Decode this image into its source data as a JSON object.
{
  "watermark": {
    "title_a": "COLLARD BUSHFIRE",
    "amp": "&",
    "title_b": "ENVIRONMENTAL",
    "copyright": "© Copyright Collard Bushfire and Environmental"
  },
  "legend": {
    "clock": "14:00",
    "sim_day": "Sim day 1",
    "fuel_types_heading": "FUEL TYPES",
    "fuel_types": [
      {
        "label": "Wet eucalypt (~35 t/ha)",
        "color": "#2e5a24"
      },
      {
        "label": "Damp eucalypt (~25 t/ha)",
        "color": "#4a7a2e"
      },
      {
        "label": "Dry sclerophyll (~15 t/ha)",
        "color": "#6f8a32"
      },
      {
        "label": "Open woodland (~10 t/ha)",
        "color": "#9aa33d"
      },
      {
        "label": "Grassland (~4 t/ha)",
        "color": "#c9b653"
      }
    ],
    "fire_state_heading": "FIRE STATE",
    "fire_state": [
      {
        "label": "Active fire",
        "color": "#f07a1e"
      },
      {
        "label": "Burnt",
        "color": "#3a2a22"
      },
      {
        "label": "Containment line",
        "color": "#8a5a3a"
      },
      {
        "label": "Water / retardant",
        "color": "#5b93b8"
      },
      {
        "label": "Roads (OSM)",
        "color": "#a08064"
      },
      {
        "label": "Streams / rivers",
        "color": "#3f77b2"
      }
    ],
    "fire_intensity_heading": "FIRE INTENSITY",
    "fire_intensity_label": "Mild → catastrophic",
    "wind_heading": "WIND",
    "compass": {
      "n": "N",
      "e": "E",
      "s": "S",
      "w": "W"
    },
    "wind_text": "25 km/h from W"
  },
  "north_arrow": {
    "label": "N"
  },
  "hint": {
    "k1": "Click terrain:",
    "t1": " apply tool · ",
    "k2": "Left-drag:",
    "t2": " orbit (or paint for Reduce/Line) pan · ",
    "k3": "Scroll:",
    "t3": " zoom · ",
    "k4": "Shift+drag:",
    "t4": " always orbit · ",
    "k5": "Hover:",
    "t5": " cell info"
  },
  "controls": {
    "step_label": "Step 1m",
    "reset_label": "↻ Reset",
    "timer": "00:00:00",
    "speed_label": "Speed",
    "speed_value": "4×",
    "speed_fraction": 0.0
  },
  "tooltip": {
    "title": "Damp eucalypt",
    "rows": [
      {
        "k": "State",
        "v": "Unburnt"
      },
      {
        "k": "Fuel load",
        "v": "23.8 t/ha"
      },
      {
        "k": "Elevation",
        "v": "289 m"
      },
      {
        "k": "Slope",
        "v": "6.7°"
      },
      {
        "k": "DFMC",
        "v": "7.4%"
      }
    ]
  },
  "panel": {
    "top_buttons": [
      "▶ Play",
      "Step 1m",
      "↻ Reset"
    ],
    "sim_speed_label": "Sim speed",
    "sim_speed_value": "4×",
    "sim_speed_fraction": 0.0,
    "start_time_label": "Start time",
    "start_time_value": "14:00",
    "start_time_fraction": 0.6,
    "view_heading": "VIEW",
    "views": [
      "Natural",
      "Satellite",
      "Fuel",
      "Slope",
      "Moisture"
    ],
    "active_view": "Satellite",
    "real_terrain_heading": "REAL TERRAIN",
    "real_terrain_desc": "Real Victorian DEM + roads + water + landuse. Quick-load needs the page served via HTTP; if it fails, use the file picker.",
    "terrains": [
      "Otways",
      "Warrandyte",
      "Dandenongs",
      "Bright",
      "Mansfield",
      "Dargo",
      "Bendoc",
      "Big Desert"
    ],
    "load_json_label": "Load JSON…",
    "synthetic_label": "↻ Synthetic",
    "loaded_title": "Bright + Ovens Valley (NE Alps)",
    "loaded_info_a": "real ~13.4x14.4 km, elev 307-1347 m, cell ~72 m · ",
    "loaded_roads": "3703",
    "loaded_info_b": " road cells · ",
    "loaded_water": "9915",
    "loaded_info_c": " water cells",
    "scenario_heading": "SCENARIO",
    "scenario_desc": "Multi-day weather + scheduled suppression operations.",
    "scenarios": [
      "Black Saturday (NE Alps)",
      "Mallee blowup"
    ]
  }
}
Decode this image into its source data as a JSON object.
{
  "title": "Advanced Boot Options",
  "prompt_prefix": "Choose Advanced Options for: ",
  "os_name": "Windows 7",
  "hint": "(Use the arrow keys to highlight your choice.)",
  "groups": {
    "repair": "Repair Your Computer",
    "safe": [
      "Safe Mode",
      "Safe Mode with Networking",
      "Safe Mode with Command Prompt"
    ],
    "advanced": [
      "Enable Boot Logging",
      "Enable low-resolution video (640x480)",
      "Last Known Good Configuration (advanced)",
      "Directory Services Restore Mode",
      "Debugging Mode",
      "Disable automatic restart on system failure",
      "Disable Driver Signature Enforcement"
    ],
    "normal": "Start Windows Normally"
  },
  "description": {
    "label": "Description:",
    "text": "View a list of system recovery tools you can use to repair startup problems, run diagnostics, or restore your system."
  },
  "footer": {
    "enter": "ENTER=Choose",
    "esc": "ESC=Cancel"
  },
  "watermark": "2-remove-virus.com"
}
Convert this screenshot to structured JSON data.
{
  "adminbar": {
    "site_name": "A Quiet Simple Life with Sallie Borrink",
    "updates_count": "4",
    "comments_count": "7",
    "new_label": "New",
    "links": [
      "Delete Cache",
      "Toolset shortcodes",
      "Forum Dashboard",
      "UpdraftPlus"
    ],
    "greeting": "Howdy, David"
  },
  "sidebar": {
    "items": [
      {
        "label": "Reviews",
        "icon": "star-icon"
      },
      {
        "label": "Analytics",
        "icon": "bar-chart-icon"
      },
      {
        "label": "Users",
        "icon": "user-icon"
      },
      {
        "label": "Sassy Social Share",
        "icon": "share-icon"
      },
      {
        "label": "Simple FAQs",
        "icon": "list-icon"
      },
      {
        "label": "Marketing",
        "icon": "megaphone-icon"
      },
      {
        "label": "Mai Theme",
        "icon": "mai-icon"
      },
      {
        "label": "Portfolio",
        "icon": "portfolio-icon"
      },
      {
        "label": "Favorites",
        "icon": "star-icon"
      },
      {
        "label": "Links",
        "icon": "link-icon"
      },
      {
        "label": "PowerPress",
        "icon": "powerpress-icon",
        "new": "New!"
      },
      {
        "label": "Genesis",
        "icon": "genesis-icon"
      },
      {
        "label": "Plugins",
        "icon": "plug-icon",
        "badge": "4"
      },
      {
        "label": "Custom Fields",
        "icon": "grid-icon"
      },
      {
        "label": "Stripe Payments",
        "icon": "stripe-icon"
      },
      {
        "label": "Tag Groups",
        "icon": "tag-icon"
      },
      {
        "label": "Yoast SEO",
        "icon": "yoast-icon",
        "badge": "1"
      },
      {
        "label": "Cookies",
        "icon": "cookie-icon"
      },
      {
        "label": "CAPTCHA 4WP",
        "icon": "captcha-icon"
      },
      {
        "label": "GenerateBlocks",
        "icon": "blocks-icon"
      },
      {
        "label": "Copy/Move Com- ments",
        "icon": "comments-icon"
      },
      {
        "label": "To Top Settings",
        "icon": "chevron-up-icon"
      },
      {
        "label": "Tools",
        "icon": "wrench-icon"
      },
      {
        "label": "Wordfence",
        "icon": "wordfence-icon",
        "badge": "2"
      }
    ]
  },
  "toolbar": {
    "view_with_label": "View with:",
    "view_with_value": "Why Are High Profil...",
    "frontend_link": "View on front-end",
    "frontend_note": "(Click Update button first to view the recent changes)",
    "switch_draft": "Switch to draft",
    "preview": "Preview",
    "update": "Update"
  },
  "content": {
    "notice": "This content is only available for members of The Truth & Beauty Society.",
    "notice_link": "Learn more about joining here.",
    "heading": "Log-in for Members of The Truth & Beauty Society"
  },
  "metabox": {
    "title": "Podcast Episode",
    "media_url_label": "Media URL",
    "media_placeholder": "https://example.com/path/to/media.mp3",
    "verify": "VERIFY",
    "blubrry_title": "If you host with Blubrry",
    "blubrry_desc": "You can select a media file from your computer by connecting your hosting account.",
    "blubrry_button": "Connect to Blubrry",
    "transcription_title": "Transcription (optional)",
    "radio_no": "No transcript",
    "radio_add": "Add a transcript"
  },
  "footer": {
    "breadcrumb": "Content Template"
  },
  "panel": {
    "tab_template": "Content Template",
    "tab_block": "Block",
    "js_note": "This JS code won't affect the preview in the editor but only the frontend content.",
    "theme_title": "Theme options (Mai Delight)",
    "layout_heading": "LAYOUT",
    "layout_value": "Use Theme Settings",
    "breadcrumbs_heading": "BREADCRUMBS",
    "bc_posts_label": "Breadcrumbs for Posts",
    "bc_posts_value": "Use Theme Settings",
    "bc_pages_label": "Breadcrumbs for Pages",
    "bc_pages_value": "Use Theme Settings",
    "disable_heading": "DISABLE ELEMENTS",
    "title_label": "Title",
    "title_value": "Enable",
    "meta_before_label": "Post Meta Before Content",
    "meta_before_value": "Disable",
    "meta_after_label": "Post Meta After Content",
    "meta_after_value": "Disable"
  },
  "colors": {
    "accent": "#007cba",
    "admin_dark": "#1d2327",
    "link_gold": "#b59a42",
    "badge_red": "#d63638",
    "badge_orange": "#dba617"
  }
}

§ **TASK DESCRIPTION**
Every line of the material that holds "Bright" should be copied out as the answer.

§ **RESULT OF THIS EXERCISE**
      "Bright",
    "loaded_title": "Bright + Ovens Valley (NE Alps)",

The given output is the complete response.